• [Work to be completed] Which lines below hold the word "contrato"? Report each one.

(Records)
+-------+
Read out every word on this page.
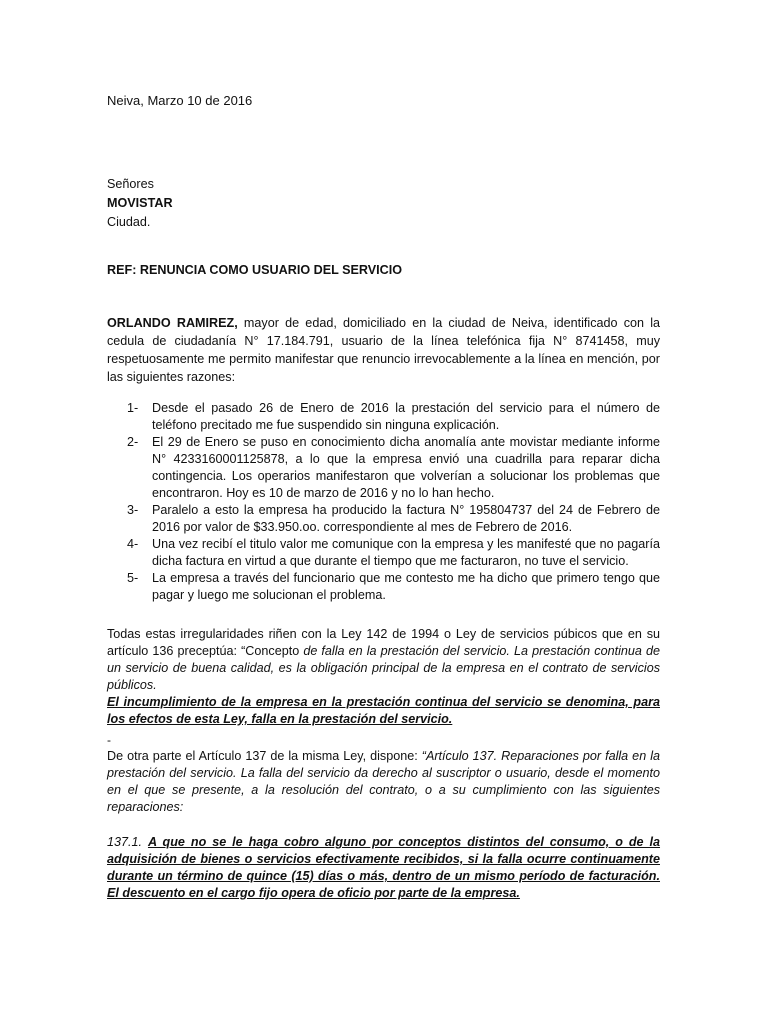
Neiva, Marzo 10 de 2016
Señores
MOVISTAR
Ciudad.
REF: RENUNCIA COMO USUARIO DEL SERVICIO
ORLANDO RAMIREZ, mayor de edad, domiciliado en la ciudad de Neiva, identificado con la cedula de ciudadanía N° 17.184.791, usuario de la línea telefónica fija N° 8741458, muy respetuosamente me permito manifestar que renuncio irrevocablemente a la línea en mención, por las siguientes razones:
1- Desde el pasado 26 de Enero de 2016 la prestación del servicio para el número de teléfono precitado me fue suspendido sin ninguna explicación.
2- El 29 de Enero se puso en conocimiento dicha anomalía ante movistar mediante informe N° 4233160001125878, a lo que la empresa envió una cuadrilla para reparar dicha contingencia. Los operarios manifestaron que volverían a solucionar los problemas que encontraron. Hoy es 10 de marzo de 2016 y no lo han hecho.
3- Paralelo a esto la empresa ha producido la factura N° 195804737 del 24 de Febrero de 2016 por valor de $33.950.oo. correspondiente al mes de Febrero de 2016.
4- Una vez recibí el titulo valor me comunique con la empresa y les manifesté que no pagaría dicha factura en virtud a que durante el tiempo que me facturaron, no tuve el servicio.
5- La empresa a través del funcionario que me contesto me ha dicho que primero tengo que pagar y luego me solucionan el problema.
Todas estas irregularidades riñen con la Ley 142 de 1994 o Ley de servicios púbicos que en su artículo 136 preceptúa: “Concepto de falla en la prestación del servicio. La prestación continua de un servicio de buena calidad, es la obligación principal de la empresa en el contrato de servicios públicos.
El incumplimiento de la empresa en la prestación continua del servicio se denomina, para los efectos de esta Ley, falla en la prestación del servicio.
-
De otra parte el Artículo 137 de la misma Ley, dispone: “Artículo 137. Reparaciones por falla en la prestación del servicio. La falla del servicio da derecho al suscriptor o usuario, desde el momento en el que se presente, a la resolución del contrato, o a su cumplimiento con las siguientes reparaciones:
137.1. A que no se le haga cobro alguno por conceptos distintos del consumo, o de la adquisición de bienes o servicios efectivamente recibidos, si la falla ocurre continuamente durante un término de quince (15) días o más, dentro de un mismo período de facturación. El descuento en el cargo fijo opera de oficio por parte de la empresa.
+-------+
• [Exercise response]
Todas estas irregularidades riñen con la Ley 142 de 1994 o Ley de servicios púbicos que en su artículo 136 preceptúa: “Concepto de falla en la prestación del servicio. La prestación continua de un servicio de buena calidad, es la obligación principal de la empresa en el contrato de servicios públicos.
De otra parte el Artículo 137 de la misma Ley, dispone: “Artículo 137. Reparaciones por falla en la prestación del servicio. La falla del servicio da derecho al suscriptor o usuario, desde el momento en el que se presente, a la resolución del contrato, o a su cumplimiento con las siguientes reparaciones:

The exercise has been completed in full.